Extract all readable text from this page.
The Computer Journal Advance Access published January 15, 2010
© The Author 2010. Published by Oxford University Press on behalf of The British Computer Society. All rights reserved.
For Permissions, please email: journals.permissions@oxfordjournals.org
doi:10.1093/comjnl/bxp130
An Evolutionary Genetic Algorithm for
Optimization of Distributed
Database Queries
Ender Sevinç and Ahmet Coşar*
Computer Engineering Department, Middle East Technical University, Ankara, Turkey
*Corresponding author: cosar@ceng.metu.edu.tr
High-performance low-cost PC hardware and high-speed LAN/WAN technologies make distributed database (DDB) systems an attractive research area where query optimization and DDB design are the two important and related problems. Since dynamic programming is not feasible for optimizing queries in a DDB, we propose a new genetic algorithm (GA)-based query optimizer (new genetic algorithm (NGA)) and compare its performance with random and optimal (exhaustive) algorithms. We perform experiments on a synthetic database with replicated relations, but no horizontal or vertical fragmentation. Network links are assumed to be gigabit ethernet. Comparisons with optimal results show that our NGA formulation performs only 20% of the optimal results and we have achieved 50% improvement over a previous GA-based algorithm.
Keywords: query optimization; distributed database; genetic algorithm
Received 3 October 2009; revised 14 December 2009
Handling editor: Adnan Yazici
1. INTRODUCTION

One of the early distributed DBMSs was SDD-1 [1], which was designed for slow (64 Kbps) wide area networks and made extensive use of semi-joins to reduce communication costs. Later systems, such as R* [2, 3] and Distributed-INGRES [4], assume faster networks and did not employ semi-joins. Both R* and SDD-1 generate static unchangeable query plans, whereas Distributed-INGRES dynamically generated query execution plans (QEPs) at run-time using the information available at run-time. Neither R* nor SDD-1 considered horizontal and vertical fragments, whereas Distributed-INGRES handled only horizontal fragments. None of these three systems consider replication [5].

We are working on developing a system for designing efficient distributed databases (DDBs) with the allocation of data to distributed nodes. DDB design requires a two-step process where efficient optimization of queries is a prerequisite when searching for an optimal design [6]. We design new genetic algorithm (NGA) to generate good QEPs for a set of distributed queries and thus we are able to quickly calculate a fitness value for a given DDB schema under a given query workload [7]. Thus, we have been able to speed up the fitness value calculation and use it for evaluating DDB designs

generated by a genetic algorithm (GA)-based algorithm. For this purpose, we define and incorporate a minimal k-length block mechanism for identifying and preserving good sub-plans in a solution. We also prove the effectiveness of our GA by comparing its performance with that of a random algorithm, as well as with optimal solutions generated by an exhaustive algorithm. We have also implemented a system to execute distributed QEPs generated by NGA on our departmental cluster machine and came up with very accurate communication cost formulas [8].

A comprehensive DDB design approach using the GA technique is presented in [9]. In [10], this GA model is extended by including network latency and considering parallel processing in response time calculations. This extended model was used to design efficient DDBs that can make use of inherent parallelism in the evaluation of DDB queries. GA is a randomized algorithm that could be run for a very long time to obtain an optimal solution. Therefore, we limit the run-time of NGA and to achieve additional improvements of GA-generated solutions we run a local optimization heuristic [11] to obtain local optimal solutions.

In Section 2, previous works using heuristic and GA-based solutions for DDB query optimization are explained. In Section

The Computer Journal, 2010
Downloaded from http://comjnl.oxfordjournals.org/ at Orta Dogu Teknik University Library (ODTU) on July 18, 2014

----

Reproduce the listing in full. Keep it exactly as written.

Extract all readable text from this page.
The Computer Journal Advance Access published January 15, 2010
© The Author 2010. Published by Oxford University Press on behalf of The British Computer Society. All rights reserved.
For Permissions, please email: journals.permissions@oxfordjournals.org
doi:10.1093/comjnl/bxp130
An Evolutionary Genetic Algorithm for
Optimization of Distributed
Database Queries
Ender Sevinç and Ahmet Coşar*
Computer Engineering Department, Middle East Technical University, Ankara, Turkey
*Corresponding author: cosar@ceng.metu.edu.tr
High-performance low-cost PC hardware and high-speed LAN/WAN technologies make distributed database (DDB) systems an attractive research area where query optimization and DDB design are the two important and related problems. Since dynamic programming is not feasible for optimizing queries in a DDB, we propose a new genetic algorithm (GA)-based query optimizer (new genetic algorithm (NGA)) and compare its performance with random and optimal (exhaustive) algorithms. We perform experiments on a synthetic database with replicated relations, but no horizontal or vertical fragmentation. Network links are assumed to be gigabit ethernet. Comparisons with optimal results show that our NGA formulation performs only 20% of the optimal results and we have achieved 50% improvement over a previous GA-based algorithm.
Keywords: query optimization; distributed database; genetic algorithm
Received 3 October 2009; revised 14 December 2009
Handling editor: Adnan Yazici
1. INTRODUCTION

One of the early distributed DBMSs was SDD-1 [1], which was designed for slow (64 Kbps) wide area networks and made extensive use of semi-joins to reduce communication costs. Later systems, such as R* [2, 3] and Distributed-INGRES [4], assume faster networks and did not employ semi-joins. Both R* and SDD-1 generate static unchangeable query plans, whereas Distributed-INGRES dynamically generated query execution plans (QEPs) at run-time using the information available at run-time. Neither R* nor SDD-1 considered horizontal and vertical fragments, whereas Distributed-INGRES handled only horizontal fragments. None of these three systems consider replication [5].

We are working on developing a system for designing efficient distributed databases (DDBs) with the allocation of data to distributed nodes. DDB design requires a two-step process where efficient optimization of queries is a prerequisite when searching for an optimal design [6]. We design new genetic algorithm (NGA) to generate good QEPs for a set of distributed queries and thus we are able to quickly calculate a fitness value for a given DDB schema under a given query workload [7]. Thus, we have been able to speed up the fitness value calculation and use it for evaluating DDB designs

generated by a genetic algorithm (GA)-based algorithm. For this purpose, we define and incorporate a minimal k-length block mechanism for identifying and preserving good sub-plans in a solution. We also prove the effectiveness of our GA by comparing its performance with that of a random algorithm, as well as with optimal solutions generated by an exhaustive algorithm. We have also implemented a system to execute distributed QEPs generated by NGA on our departmental cluster machine and came up with very accurate communication cost formulas [8].

A comprehensive DDB design approach using the GA technique is presented in [9]. In [10], this GA model is extended by including network latency and considering parallel processing in response time calculations. This extended model was used to design efficient DDBs that can make use of inherent parallelism in the evaluation of DDB queries. GA is a randomized algorithm that could be run for a very long time to obtain an optimal solution. Therefore, we limit the run-time of NGA and to achieve additional improvements of GA-generated solutions we run a local optimization heuristic [11] to obtain local optimal solutions.

In Section 2, previous works using heuristic and GA-based solutions for DDB query optimization are explained. In Section

The Computer Journal, 2010
Downloaded from http://comjnl.oxfordjournals.org/ at Orta Dogu Teknik University Library (ODTU) on July 18, 2014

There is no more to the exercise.